◆ Task to carry out ◆
Which lines below hold the word "name"? Report each one.

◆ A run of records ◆
>> begin
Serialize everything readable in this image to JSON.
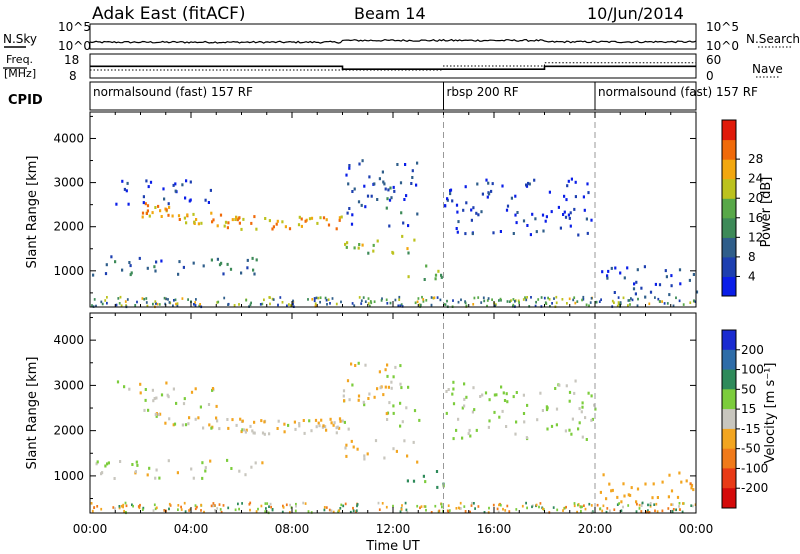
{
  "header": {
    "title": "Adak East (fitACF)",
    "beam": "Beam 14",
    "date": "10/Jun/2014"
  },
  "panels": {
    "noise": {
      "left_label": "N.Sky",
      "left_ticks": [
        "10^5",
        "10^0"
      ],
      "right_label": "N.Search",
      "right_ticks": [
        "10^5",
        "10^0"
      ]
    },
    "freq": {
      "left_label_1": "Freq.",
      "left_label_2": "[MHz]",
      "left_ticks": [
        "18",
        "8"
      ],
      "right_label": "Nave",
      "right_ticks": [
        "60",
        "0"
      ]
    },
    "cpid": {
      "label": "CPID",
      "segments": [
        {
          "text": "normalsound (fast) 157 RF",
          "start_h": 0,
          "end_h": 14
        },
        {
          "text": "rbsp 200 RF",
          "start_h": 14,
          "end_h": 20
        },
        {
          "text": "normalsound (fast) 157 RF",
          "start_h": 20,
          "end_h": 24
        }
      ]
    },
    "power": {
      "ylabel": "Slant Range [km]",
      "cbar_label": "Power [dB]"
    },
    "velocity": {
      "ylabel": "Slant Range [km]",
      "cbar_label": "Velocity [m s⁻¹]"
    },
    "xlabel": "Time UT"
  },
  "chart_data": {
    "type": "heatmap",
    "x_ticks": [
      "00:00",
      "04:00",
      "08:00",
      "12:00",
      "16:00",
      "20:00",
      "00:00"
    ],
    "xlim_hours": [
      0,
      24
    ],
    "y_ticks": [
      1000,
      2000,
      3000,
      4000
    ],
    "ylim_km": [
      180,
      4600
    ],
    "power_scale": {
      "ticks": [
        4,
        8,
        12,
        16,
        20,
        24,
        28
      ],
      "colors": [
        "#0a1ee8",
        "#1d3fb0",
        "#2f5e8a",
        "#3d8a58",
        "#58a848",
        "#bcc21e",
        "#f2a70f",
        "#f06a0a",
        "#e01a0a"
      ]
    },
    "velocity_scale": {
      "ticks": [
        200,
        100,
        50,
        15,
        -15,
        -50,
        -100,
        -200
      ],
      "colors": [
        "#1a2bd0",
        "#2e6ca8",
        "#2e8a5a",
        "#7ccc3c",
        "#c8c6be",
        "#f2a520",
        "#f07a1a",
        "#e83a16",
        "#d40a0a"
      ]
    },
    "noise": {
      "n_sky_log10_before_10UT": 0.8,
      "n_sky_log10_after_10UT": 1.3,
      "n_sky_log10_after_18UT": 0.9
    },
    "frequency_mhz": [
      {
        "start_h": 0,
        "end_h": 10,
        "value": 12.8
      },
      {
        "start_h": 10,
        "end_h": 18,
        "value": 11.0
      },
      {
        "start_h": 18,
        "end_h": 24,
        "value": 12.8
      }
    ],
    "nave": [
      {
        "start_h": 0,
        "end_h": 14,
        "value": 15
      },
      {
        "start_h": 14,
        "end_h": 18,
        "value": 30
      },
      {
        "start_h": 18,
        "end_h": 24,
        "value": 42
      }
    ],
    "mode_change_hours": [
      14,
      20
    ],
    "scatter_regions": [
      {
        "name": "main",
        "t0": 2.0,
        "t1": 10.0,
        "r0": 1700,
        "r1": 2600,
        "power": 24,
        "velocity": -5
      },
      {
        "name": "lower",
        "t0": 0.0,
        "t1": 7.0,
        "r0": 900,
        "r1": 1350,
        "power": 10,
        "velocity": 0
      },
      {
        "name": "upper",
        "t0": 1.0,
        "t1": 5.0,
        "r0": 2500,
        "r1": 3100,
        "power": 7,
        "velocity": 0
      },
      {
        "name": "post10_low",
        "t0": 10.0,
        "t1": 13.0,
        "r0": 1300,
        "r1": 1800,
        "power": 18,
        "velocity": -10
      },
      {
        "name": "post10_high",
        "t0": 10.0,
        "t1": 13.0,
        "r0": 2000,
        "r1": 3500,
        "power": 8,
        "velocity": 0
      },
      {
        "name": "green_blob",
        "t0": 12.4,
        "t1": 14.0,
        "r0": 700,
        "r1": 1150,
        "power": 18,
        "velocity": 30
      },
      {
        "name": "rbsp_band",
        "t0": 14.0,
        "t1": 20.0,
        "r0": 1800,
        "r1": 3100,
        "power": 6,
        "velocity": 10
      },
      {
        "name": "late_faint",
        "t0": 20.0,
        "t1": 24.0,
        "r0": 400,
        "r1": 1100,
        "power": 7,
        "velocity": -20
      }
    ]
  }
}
>> end
>> begin
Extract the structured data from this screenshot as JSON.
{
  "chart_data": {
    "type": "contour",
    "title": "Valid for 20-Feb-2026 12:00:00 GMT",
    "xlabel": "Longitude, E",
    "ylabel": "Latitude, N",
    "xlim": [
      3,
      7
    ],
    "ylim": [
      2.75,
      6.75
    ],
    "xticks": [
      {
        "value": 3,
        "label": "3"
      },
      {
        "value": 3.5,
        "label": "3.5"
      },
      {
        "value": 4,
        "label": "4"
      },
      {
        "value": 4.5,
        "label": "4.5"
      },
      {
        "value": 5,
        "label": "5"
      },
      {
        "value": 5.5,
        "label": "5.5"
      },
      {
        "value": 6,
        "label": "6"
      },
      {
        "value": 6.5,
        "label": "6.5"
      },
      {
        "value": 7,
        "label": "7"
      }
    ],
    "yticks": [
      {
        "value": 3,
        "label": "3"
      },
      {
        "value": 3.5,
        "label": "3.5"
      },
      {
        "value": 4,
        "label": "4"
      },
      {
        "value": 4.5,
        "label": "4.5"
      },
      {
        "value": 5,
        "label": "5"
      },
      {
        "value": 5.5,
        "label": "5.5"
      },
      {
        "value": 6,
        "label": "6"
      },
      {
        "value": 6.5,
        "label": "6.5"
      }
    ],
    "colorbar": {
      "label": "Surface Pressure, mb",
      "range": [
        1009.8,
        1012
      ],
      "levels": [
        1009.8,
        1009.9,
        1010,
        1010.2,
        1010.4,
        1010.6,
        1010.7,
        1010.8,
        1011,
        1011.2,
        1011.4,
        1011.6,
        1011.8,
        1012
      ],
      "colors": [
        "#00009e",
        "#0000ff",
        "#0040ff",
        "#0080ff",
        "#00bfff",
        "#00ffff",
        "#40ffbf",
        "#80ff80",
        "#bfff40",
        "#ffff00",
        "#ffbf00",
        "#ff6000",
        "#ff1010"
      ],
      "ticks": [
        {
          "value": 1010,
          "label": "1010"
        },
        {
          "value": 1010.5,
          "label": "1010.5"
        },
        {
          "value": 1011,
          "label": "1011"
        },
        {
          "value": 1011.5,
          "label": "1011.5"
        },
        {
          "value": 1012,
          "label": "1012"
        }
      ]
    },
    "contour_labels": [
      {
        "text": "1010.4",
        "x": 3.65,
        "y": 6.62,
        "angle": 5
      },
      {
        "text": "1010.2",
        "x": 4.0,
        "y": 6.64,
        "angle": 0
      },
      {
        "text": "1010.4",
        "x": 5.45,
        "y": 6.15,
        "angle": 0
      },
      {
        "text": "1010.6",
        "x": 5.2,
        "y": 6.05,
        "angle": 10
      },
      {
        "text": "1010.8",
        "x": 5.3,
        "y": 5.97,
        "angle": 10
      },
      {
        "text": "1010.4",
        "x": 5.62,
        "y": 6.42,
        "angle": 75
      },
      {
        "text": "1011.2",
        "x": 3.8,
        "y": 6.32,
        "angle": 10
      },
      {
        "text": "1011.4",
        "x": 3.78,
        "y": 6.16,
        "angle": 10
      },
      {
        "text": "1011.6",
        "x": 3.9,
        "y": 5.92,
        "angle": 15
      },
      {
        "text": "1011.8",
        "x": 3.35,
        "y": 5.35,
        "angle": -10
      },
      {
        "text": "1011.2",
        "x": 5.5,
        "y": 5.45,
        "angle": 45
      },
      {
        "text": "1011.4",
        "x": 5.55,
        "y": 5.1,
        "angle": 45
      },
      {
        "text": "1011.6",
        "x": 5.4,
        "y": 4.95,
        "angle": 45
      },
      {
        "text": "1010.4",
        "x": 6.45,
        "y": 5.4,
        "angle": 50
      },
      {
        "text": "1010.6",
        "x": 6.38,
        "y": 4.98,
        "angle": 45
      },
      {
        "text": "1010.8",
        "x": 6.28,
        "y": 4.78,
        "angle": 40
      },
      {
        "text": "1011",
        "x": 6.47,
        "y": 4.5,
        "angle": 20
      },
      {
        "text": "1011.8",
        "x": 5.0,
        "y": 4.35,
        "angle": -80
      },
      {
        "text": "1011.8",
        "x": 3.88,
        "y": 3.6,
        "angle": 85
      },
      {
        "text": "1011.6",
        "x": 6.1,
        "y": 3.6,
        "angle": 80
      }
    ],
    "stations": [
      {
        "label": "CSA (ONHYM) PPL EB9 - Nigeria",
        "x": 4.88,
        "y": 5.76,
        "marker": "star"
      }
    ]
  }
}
>> end
◆ Complete response ◆
        "name": "main",
        "name": "lower",
        "name": "upper",
        "name": "post10_low",
        "name": "post10_high",
        "name": "green_blob",
        "name": "rbsp_band",
        "name": "late_faint",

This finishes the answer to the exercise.